▶ **Written exercise**: Scan the data below and pick out the lines containing the word "this".

[Start of Task data]

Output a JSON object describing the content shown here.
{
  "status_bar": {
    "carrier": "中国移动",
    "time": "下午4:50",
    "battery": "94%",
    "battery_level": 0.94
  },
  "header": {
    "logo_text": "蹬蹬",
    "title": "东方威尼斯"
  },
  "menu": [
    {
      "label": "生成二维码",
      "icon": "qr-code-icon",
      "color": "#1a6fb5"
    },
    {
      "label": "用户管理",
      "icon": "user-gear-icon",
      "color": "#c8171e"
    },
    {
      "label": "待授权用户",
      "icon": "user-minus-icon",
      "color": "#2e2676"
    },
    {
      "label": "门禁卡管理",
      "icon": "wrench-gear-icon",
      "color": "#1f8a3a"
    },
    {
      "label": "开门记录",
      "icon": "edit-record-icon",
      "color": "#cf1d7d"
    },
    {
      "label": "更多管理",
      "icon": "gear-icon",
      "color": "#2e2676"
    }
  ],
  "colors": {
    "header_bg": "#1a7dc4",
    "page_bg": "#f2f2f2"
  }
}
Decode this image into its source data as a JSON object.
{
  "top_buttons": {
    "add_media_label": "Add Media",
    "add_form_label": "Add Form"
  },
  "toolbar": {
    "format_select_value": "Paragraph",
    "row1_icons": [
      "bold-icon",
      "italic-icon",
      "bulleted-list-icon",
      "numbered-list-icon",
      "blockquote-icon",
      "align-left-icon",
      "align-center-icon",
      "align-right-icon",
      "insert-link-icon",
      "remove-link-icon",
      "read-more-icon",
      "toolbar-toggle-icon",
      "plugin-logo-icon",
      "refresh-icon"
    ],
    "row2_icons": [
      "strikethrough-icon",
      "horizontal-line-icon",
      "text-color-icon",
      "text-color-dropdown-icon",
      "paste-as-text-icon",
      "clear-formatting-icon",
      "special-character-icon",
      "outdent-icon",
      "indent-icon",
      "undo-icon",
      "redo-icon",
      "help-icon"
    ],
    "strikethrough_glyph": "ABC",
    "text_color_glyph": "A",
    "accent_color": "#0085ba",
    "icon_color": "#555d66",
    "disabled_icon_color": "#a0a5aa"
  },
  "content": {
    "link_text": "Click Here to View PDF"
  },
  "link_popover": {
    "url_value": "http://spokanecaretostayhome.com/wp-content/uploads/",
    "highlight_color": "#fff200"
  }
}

[End of Task data]
[Start of Task data]

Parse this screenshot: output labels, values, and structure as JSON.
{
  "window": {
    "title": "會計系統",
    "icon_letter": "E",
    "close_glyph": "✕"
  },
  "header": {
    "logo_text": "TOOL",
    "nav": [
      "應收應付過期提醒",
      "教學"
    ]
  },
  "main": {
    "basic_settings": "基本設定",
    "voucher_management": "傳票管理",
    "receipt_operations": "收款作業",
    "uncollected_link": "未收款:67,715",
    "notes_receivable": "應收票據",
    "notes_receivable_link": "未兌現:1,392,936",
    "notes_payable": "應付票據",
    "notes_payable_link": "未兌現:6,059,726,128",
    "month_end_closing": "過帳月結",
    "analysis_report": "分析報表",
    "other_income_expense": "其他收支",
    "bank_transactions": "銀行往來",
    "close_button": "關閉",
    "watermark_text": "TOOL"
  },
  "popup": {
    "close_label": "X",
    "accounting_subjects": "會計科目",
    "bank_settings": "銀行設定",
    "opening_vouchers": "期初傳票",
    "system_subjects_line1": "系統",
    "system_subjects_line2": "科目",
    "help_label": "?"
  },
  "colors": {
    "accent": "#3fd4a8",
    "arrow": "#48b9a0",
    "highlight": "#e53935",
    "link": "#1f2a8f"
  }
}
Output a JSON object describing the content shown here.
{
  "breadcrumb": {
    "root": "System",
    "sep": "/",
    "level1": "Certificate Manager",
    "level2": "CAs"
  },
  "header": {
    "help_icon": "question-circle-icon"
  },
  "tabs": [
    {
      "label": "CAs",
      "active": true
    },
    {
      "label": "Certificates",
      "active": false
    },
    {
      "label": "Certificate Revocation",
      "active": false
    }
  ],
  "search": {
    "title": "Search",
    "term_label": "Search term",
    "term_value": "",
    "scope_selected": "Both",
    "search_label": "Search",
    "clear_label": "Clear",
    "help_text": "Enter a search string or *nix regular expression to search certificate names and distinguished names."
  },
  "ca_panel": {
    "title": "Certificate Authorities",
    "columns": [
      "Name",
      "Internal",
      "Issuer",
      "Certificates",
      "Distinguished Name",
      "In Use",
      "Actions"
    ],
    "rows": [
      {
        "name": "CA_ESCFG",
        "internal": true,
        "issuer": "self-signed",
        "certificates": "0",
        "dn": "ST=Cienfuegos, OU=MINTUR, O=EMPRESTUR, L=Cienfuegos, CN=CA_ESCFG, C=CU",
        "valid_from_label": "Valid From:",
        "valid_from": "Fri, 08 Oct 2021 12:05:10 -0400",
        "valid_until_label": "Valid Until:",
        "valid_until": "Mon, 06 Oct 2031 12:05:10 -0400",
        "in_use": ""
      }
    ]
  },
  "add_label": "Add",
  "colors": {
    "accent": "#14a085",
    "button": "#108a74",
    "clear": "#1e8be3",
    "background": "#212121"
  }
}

[End of Task data]

▶ **Result of the task**:
Decode this image into its source data as a JSON object.
Parse this screenshot: output labels, values, and structure as JSON.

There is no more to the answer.